(Dataset rows)
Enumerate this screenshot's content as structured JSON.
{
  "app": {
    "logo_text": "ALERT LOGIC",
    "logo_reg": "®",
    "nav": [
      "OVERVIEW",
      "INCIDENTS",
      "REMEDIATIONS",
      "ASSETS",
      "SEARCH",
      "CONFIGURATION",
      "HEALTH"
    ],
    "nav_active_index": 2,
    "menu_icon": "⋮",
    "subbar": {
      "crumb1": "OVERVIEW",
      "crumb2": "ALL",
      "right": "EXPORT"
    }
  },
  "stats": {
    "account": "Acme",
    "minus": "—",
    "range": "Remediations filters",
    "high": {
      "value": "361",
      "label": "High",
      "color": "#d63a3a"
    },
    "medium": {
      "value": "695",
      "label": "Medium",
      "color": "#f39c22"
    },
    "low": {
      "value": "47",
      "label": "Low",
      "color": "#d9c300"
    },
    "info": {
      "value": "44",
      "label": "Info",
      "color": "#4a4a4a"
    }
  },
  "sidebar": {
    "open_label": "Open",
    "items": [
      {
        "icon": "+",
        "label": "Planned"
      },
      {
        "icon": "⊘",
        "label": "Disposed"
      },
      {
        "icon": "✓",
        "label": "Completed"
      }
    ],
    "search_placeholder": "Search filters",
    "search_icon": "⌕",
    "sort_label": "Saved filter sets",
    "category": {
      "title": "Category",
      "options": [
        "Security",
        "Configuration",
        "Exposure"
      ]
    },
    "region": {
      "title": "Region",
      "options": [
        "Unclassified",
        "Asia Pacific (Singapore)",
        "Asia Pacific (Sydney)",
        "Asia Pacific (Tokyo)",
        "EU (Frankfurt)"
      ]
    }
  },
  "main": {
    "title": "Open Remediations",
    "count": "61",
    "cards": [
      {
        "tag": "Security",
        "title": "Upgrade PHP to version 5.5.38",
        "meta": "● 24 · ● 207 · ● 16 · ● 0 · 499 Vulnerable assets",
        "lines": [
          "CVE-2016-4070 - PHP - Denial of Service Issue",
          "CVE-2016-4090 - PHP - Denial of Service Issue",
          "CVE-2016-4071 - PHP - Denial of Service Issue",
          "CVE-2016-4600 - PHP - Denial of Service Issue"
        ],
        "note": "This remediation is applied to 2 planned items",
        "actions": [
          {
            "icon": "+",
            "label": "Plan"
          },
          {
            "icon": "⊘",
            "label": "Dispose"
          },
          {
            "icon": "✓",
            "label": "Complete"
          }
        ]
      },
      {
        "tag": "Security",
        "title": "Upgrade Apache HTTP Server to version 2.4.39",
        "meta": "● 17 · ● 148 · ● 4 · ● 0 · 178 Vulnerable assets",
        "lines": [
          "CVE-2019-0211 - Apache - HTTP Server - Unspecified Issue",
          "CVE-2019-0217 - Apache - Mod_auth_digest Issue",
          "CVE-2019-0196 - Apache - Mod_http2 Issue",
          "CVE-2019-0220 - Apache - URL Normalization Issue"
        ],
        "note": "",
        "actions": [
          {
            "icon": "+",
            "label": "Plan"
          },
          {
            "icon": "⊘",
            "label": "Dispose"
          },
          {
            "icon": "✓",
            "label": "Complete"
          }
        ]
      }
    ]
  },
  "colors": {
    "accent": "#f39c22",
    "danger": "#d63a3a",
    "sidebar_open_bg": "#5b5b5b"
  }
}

---

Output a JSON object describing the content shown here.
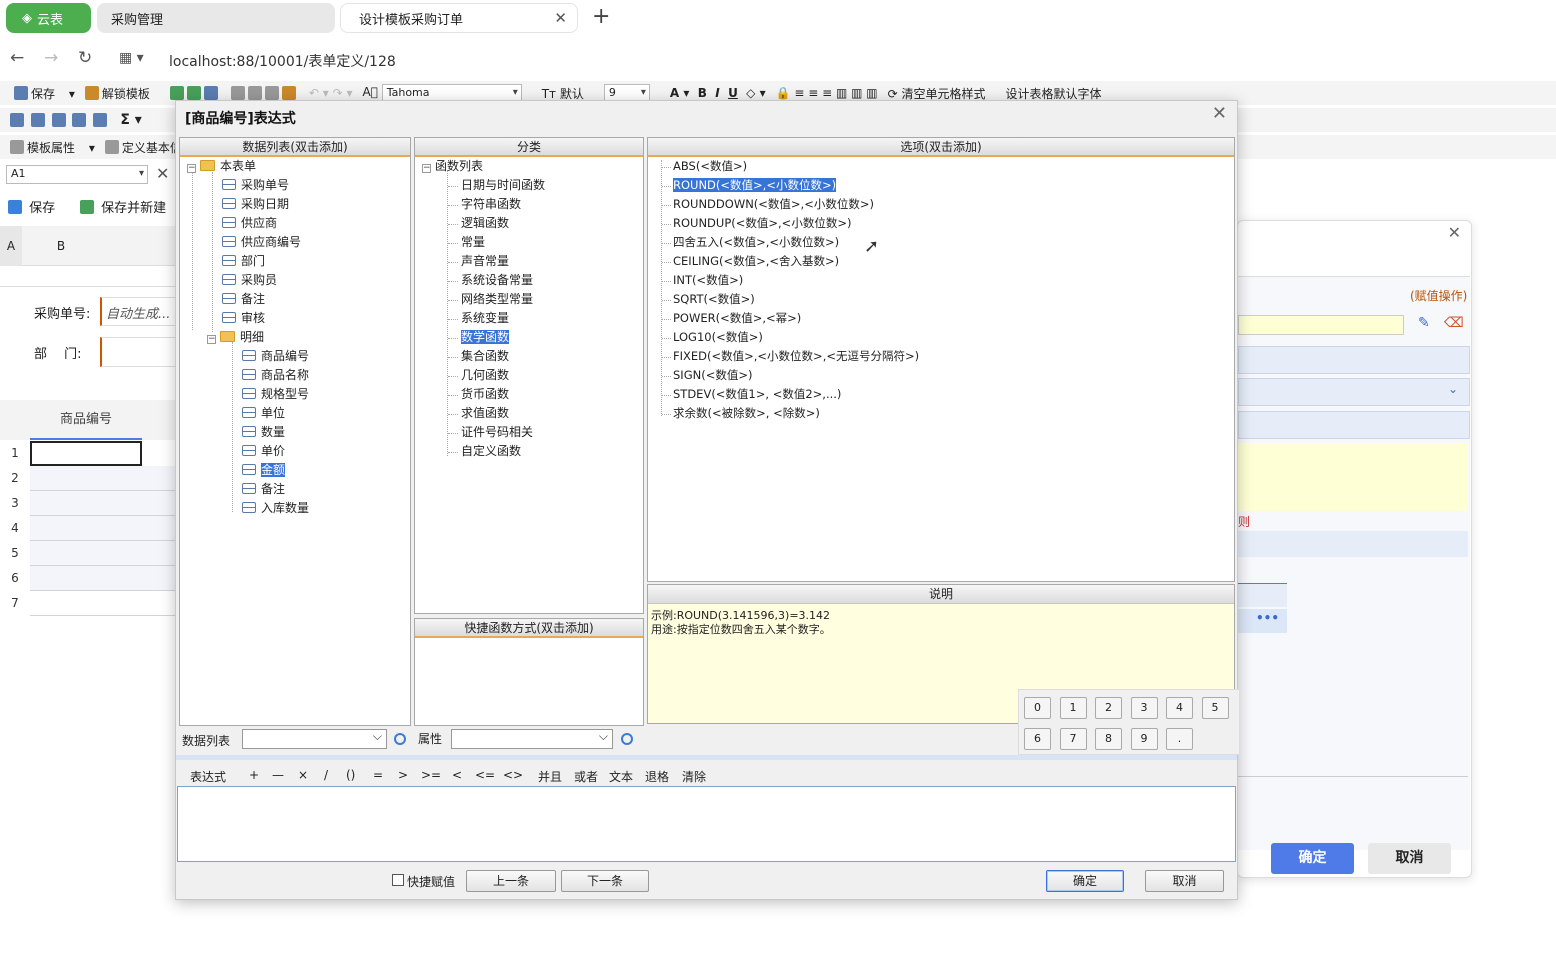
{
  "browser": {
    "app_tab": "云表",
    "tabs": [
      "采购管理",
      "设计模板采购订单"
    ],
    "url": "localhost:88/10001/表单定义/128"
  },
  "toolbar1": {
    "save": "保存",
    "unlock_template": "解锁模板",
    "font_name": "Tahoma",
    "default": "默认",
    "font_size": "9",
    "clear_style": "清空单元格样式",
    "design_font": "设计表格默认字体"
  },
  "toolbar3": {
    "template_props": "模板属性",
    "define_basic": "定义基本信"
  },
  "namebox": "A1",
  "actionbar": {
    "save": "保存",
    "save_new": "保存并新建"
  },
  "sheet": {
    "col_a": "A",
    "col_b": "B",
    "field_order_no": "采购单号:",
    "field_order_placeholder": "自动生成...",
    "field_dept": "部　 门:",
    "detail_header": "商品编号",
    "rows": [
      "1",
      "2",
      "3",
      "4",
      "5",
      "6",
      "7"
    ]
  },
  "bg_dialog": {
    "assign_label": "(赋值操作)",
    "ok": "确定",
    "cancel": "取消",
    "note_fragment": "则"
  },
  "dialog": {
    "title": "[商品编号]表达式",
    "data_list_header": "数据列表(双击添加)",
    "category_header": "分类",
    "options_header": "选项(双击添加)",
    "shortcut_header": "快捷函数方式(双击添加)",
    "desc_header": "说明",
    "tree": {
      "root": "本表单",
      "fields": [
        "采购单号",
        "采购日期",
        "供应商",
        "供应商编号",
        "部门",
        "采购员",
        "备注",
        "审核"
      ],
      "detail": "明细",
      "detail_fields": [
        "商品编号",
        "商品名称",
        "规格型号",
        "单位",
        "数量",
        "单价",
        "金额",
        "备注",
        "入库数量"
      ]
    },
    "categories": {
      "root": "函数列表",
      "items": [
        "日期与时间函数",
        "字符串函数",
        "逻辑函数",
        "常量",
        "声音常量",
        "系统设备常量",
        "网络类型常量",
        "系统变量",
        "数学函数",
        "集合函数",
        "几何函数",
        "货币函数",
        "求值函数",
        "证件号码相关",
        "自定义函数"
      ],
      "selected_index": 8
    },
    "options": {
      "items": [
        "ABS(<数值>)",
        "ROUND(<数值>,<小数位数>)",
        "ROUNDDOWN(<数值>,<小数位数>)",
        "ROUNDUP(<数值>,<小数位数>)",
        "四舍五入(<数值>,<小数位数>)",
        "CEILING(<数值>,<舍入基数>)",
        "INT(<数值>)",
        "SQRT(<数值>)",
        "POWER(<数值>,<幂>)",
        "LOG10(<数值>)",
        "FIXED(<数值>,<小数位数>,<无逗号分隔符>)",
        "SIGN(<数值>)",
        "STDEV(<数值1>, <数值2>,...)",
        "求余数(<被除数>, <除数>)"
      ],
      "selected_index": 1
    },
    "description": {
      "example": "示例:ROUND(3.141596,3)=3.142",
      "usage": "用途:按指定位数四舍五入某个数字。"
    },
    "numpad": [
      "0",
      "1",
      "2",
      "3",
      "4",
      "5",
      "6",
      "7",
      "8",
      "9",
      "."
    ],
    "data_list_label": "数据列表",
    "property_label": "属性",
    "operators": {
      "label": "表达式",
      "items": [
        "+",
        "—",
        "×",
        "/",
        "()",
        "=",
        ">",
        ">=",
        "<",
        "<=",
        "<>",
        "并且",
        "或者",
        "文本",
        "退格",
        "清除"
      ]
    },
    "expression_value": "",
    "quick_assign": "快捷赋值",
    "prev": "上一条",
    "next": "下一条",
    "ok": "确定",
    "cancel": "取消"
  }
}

...

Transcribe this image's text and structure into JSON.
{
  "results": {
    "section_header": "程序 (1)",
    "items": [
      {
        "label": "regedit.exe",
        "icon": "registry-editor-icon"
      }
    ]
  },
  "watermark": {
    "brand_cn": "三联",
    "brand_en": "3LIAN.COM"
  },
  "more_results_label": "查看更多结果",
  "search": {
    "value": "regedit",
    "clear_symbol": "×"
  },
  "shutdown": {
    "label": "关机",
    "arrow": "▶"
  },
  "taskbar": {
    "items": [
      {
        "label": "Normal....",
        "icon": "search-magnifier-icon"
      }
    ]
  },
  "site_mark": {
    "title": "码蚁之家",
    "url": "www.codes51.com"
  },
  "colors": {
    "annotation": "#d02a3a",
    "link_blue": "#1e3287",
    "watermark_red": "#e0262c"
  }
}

▶ **Aim**
Find the word "version" in the material, then list each line that holds it.

▶ **Solution to the exercise**
        "title": "Upgrade PHP to version 5.5.38",
        "title": "Upgrade Apache HTTP Server to version 2.4.39",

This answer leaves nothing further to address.